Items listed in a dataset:
- - - - -

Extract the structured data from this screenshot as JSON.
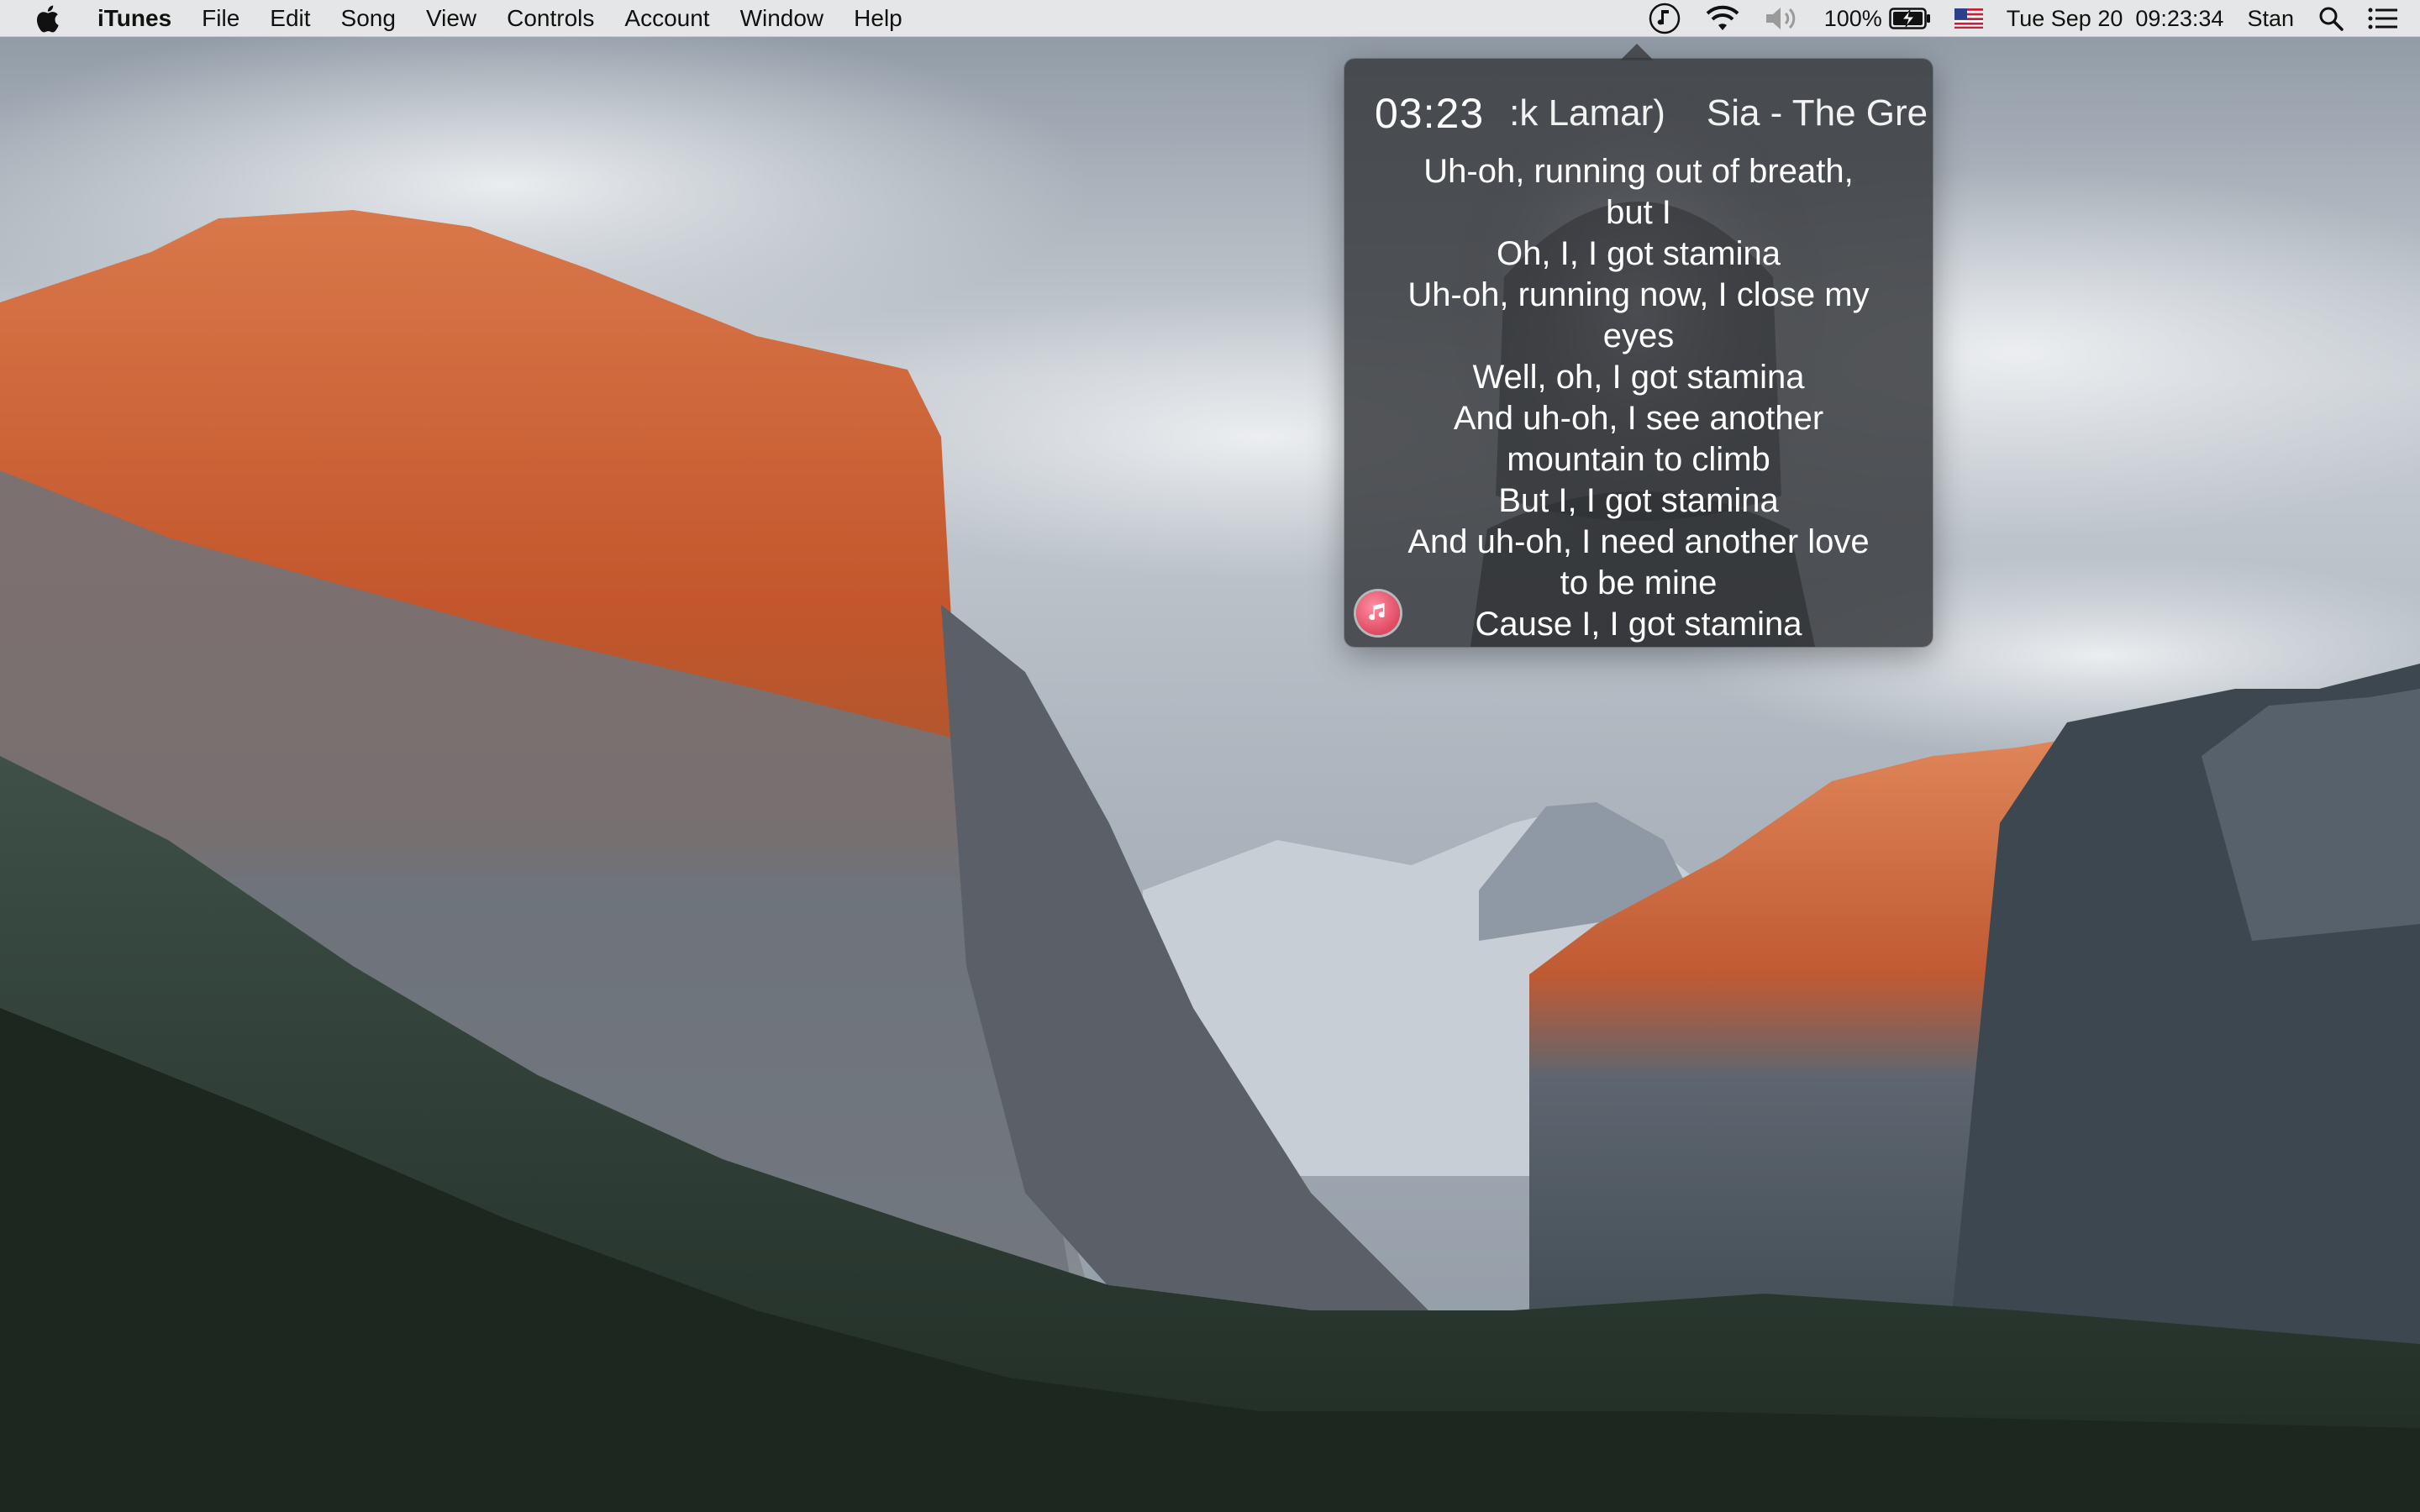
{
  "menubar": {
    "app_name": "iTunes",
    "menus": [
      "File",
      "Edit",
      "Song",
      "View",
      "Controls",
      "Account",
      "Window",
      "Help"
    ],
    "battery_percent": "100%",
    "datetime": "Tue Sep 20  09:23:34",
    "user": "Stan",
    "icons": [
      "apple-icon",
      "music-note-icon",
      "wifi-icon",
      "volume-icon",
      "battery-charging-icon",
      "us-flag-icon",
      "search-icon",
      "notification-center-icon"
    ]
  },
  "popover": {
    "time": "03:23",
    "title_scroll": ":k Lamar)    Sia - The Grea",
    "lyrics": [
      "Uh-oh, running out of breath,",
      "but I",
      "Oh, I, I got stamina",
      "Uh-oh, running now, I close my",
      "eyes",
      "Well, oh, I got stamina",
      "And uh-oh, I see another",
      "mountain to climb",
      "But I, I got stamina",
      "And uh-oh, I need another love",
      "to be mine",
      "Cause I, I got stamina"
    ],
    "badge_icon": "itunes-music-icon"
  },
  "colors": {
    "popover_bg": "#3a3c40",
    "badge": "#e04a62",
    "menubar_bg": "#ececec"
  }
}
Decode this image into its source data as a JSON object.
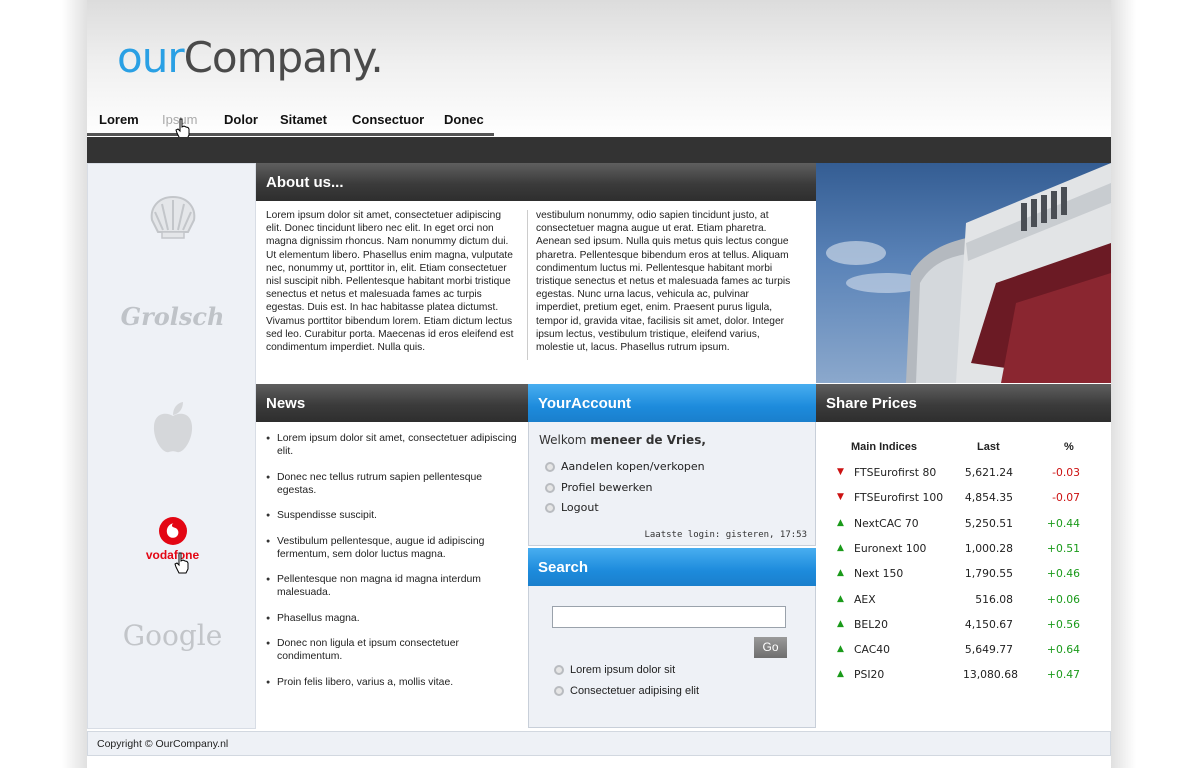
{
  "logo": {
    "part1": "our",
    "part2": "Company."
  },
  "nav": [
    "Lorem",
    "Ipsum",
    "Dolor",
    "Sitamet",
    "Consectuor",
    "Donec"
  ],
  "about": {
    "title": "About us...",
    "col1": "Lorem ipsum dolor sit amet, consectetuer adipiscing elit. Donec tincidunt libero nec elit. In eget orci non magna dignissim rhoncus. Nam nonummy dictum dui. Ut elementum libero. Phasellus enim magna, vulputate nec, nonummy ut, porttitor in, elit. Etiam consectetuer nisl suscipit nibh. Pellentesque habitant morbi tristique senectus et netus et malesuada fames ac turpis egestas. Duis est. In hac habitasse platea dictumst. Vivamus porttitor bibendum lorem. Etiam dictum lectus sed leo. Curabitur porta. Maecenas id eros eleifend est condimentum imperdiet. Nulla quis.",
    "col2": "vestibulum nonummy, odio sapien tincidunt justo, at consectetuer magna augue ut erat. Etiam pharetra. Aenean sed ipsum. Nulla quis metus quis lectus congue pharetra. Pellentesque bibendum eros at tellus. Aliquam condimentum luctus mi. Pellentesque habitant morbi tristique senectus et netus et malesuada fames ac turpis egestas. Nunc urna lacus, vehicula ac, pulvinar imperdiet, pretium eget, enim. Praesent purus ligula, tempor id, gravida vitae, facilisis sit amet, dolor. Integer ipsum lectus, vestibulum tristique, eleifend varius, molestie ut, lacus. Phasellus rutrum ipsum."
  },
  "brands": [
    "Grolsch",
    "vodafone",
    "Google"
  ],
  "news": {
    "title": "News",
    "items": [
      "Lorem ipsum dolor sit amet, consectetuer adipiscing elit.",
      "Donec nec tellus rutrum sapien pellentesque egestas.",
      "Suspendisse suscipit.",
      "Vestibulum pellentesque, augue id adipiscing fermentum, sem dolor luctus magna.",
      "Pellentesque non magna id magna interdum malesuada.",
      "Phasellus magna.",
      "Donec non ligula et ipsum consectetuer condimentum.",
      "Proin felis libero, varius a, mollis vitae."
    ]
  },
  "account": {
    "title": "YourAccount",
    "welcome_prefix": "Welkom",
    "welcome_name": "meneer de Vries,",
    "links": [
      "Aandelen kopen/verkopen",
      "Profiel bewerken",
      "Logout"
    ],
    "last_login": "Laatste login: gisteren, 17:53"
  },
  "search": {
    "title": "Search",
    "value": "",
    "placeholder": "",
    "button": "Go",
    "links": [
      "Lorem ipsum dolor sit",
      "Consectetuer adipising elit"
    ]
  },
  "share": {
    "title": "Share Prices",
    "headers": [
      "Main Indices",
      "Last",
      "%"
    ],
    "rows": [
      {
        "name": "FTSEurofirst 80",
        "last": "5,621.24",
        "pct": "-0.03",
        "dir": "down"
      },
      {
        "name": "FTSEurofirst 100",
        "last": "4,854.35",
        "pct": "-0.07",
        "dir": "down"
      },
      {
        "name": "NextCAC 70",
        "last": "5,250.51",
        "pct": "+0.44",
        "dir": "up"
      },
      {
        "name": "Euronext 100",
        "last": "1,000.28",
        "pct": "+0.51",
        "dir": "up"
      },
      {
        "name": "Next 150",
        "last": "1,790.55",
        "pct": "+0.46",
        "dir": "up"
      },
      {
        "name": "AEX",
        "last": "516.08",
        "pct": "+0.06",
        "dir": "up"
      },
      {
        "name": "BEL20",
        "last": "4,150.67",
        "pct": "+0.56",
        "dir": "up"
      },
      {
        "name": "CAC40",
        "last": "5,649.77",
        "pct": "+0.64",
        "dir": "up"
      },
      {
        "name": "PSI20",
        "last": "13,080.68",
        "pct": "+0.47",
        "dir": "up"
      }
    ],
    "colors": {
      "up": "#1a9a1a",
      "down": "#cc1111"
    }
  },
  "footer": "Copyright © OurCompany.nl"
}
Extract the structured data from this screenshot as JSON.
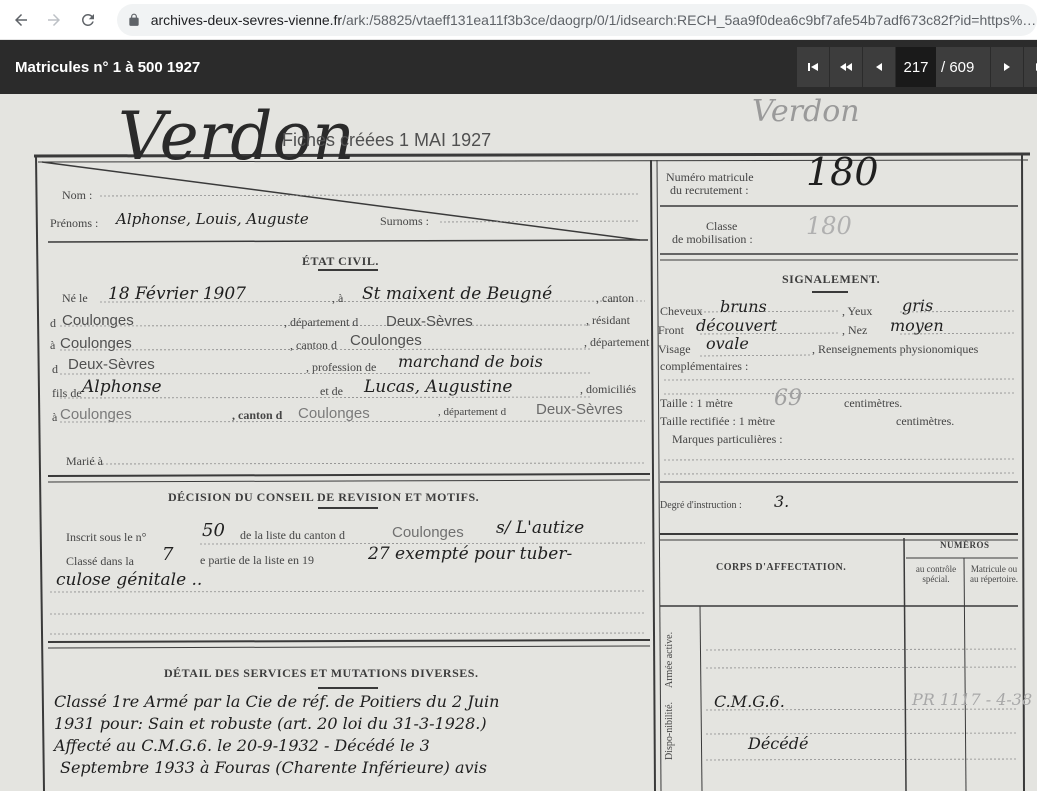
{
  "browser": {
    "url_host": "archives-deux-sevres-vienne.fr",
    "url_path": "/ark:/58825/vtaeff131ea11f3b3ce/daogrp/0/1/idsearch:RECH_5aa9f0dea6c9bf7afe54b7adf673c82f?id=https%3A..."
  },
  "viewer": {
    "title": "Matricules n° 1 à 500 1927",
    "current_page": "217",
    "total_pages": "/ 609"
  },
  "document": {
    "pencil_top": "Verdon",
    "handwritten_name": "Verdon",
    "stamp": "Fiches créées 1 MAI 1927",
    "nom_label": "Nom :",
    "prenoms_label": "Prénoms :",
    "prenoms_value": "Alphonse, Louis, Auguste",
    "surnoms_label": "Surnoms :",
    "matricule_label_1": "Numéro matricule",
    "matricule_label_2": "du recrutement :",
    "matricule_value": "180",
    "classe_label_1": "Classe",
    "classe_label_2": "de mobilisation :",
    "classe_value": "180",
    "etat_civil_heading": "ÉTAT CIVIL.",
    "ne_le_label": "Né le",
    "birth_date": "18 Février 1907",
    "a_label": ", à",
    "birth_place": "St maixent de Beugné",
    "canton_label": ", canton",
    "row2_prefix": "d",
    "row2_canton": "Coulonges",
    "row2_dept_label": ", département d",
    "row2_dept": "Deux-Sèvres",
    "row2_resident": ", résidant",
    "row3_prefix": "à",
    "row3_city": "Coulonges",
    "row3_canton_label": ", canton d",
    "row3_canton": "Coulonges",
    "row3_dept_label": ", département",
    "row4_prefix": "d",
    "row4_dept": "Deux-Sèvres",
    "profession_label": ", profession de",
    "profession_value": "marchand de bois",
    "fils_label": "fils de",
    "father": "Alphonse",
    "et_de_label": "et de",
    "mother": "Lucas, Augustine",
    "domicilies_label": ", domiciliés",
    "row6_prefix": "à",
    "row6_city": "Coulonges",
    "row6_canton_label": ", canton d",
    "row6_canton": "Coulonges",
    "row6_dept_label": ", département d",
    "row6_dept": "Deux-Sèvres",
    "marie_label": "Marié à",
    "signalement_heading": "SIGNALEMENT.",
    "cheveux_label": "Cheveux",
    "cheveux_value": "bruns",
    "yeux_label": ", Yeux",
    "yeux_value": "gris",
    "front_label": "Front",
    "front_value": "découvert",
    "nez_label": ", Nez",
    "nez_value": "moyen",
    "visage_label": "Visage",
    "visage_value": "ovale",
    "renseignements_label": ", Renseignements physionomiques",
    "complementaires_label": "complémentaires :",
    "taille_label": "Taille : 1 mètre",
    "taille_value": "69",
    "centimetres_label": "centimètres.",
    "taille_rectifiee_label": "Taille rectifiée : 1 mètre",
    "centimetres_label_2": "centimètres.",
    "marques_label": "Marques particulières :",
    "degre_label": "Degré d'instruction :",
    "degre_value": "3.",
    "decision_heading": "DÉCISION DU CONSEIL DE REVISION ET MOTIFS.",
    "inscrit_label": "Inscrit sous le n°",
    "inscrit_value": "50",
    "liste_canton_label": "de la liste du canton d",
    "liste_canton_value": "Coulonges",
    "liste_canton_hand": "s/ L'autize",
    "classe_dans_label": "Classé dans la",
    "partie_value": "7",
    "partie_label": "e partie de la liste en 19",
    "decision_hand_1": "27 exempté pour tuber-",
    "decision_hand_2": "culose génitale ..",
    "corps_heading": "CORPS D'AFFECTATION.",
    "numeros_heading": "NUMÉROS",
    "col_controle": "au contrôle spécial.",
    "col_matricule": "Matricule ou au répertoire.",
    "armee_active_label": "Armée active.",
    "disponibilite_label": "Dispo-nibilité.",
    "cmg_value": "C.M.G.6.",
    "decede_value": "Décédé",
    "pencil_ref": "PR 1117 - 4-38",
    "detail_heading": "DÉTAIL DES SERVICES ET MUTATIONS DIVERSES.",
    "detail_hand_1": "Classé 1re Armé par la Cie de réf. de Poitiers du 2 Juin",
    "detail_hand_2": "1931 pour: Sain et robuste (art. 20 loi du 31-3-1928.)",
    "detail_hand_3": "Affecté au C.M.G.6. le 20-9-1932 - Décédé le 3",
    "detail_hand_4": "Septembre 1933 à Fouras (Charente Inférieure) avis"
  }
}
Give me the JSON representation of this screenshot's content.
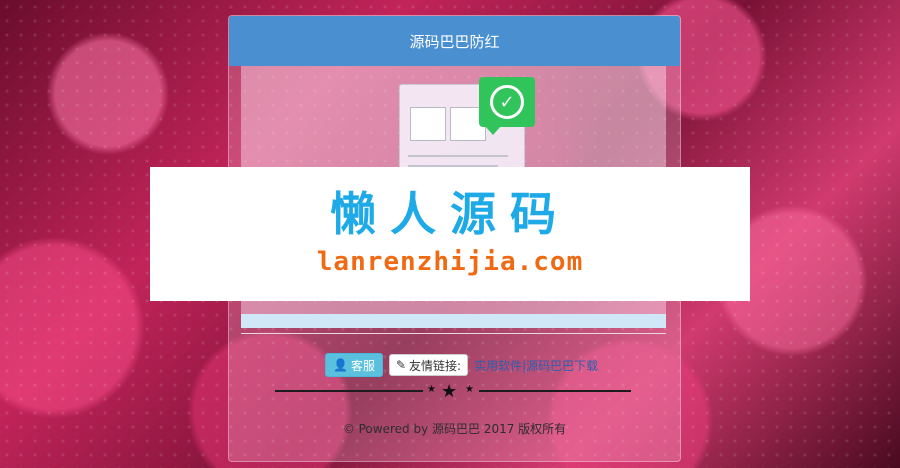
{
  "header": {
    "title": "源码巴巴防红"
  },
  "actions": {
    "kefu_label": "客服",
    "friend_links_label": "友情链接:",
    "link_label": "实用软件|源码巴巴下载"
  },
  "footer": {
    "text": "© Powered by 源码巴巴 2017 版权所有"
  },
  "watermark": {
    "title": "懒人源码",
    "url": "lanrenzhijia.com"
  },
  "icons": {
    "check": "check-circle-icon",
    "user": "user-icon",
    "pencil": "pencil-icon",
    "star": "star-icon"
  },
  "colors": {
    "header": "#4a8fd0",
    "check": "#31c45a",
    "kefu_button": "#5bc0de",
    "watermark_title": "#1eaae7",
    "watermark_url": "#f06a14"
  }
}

- - - - -

Instruction: Show the lines that mention the word "JSON".

Written solution:
Extract the structured data from this screenshot as JSON.
Decode this image into its source data as a JSON object.
Extract the structured data from this screenshot as JSON.
Give me the JSON representation of this screenshot's content.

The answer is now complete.